■ Directive ■
Report how many lines in the records below contain the word "normal". Give only the number.

■ Data records ■
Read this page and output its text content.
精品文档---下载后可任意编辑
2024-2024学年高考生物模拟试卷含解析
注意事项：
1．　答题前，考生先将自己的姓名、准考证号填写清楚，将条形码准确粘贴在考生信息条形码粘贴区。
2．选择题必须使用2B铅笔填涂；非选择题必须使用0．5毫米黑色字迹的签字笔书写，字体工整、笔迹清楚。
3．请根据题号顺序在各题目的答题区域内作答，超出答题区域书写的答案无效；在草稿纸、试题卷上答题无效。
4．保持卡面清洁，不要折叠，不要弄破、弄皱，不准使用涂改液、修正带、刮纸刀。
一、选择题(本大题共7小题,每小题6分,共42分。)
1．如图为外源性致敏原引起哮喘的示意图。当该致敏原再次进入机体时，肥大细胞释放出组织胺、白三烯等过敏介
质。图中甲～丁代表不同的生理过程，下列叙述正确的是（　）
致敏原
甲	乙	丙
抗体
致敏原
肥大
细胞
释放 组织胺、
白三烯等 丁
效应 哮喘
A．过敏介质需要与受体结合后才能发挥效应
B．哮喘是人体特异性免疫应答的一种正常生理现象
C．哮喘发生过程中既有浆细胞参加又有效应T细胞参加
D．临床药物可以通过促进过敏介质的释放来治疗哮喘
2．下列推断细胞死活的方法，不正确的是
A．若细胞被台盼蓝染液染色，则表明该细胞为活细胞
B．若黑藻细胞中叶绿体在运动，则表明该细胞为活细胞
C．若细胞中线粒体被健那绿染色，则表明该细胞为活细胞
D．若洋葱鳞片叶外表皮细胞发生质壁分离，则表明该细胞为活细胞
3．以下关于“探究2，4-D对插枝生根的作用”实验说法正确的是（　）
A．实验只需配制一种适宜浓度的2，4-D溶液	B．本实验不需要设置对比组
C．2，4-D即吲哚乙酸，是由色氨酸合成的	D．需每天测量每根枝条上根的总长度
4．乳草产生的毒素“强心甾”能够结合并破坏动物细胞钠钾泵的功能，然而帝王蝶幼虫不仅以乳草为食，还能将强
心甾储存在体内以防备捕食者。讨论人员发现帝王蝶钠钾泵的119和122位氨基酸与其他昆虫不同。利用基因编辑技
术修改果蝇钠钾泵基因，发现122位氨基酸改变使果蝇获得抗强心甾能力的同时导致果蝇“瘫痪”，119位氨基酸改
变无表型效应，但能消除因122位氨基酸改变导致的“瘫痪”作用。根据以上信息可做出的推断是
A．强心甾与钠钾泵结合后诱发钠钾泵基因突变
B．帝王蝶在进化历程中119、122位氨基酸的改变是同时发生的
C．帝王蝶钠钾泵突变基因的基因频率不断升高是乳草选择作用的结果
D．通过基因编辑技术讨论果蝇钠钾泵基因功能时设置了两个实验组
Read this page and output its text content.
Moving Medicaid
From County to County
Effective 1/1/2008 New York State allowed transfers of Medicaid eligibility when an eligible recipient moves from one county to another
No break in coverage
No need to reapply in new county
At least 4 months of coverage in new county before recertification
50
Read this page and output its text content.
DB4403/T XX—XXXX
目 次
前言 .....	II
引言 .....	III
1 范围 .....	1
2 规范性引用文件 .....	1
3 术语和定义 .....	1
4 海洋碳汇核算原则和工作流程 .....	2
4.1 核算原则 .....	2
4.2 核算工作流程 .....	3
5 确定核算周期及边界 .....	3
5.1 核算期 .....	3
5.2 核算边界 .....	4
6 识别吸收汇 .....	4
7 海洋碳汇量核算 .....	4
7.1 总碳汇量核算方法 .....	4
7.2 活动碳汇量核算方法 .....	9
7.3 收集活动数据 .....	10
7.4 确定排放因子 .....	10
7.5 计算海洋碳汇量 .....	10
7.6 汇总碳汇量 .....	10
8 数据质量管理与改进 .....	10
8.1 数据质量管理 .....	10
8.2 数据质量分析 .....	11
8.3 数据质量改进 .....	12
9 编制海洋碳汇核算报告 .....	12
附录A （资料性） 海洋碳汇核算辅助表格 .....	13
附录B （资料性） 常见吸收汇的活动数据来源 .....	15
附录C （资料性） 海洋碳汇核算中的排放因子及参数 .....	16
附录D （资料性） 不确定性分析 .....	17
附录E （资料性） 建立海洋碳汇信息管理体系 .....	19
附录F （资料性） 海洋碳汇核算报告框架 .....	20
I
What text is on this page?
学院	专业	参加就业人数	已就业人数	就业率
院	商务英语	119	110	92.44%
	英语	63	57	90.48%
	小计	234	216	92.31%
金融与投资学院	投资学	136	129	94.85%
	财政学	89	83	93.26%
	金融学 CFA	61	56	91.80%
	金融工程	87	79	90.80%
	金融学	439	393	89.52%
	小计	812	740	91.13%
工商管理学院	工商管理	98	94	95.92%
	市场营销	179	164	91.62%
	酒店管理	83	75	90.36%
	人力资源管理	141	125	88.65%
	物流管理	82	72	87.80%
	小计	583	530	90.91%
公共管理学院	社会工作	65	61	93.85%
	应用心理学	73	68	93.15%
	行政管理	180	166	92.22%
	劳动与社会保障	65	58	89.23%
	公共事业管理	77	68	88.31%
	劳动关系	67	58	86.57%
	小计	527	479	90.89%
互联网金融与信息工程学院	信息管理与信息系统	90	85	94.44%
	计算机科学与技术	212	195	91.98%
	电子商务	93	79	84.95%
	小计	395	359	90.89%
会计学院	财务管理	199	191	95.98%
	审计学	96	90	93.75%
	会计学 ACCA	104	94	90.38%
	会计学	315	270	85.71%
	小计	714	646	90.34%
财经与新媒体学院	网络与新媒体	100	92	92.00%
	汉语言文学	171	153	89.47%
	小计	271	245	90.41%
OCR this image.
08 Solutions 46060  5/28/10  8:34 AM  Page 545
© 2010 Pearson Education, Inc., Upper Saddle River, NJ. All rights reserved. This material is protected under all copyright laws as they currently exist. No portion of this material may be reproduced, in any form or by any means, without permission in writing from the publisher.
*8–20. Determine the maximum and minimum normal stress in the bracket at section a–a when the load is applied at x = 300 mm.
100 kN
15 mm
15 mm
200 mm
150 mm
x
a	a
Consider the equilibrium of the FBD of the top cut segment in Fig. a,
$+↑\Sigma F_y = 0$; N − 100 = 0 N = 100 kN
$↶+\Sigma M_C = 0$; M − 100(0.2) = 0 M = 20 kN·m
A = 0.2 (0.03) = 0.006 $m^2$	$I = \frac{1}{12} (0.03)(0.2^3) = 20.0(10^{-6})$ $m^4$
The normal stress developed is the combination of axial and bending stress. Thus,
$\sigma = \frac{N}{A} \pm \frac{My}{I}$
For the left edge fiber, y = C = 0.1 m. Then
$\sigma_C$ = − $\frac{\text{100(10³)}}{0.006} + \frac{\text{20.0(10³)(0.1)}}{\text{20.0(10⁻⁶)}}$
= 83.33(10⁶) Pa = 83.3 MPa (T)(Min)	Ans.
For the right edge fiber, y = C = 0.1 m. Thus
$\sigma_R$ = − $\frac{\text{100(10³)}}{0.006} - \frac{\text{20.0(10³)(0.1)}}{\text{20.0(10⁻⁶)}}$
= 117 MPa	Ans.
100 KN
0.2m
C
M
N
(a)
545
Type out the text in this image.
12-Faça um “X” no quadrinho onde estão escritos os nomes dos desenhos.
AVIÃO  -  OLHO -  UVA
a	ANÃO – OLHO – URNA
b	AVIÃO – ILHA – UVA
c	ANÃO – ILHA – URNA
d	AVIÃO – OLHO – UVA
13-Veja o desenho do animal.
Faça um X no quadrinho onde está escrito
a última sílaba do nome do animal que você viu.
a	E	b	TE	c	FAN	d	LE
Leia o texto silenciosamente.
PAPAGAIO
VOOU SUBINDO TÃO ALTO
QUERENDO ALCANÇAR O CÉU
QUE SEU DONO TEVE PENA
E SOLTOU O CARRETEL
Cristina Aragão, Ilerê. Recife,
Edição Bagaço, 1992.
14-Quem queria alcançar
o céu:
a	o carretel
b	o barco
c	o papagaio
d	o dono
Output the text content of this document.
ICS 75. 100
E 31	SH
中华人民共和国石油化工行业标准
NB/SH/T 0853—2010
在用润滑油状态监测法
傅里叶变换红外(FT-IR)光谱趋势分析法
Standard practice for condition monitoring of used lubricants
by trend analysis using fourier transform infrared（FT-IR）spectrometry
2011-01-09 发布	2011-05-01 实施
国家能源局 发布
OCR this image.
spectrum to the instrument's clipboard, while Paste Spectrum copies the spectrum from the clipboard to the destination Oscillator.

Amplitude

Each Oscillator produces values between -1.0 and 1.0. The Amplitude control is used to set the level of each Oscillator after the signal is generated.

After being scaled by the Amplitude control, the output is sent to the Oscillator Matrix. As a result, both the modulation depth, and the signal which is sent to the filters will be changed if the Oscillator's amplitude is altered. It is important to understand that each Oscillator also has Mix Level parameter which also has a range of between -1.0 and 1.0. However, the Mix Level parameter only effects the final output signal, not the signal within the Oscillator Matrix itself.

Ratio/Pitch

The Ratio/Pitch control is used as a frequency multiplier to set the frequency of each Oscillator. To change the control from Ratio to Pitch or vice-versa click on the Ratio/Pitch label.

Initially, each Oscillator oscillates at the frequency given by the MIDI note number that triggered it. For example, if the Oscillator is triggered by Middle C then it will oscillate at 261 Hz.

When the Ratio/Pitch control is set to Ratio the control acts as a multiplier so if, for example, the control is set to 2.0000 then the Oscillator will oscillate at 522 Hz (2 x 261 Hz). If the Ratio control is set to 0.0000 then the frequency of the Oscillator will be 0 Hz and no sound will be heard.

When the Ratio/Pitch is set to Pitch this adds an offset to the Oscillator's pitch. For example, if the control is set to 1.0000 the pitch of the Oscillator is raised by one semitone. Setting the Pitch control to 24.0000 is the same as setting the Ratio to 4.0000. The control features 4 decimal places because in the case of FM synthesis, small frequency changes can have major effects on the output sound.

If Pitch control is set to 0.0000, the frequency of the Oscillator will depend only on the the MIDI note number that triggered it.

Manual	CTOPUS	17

■ Task answer ■
2